Work to complete: Copy each line of the data below with the word "lợng".

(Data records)
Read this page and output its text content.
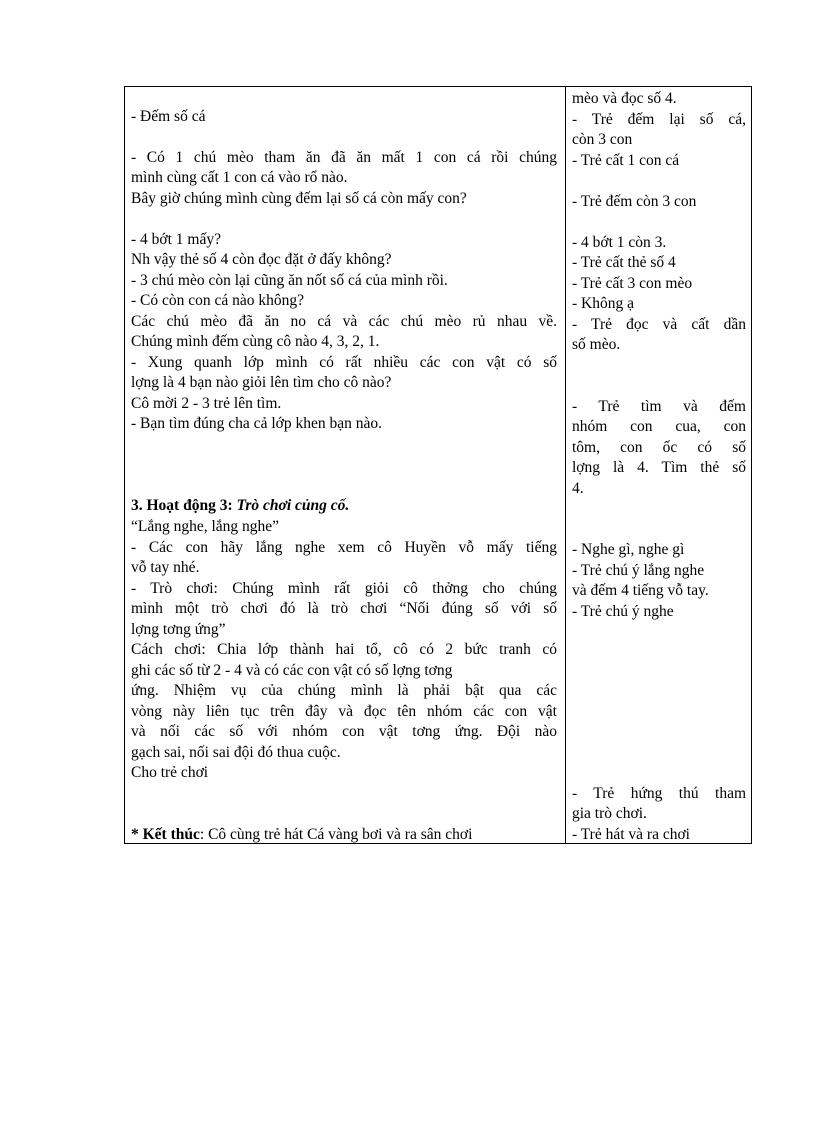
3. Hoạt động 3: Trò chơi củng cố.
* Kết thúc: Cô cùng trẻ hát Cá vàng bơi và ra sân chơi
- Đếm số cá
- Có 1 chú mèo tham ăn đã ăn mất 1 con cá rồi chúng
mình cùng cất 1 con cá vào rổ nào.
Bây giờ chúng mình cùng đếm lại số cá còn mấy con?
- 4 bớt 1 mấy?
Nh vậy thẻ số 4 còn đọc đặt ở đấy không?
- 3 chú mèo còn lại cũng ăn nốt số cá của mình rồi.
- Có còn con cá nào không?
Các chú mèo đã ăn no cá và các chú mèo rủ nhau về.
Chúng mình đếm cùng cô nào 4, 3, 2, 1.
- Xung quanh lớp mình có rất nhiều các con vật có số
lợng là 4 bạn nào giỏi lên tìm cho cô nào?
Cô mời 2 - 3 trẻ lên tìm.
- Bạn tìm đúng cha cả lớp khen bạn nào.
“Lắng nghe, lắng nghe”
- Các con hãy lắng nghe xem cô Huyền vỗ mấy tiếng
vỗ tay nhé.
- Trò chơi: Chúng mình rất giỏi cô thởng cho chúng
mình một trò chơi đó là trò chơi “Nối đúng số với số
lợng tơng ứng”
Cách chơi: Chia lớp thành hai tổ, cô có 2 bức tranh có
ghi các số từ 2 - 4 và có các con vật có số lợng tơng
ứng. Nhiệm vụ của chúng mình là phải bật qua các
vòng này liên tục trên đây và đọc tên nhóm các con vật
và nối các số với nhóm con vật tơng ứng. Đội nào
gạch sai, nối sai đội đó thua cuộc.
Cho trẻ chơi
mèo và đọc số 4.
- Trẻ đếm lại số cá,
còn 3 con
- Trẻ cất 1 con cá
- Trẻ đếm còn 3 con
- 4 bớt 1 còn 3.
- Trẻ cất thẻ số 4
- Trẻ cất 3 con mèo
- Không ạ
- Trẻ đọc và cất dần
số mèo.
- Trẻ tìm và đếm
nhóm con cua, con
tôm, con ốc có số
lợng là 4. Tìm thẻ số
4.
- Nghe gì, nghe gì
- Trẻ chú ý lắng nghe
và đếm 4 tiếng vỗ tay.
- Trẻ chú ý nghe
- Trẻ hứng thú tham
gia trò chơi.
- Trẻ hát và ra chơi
* * *
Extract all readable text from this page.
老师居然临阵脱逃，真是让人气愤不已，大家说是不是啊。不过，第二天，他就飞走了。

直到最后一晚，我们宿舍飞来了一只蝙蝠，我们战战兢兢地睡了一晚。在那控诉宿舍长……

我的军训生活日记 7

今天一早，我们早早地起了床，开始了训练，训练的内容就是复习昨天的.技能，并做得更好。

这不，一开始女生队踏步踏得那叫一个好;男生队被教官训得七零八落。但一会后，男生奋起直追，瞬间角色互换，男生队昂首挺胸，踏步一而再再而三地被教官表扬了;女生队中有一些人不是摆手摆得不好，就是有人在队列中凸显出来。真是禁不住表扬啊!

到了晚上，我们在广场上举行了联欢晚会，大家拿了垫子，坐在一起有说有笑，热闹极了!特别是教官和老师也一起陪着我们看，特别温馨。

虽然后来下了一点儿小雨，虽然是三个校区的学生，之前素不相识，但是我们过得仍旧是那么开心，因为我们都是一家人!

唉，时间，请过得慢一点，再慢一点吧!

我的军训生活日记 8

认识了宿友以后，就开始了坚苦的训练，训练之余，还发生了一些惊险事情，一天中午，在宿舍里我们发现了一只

Answer to this problem:
lợng là 4 bạn nào giỏi lên tìm cho cô nào?
lợng tơng ứng”
ghi các số từ 2 - 4 và có các con vật có số lợng tơng
lợng là 4. Tìm thẻ số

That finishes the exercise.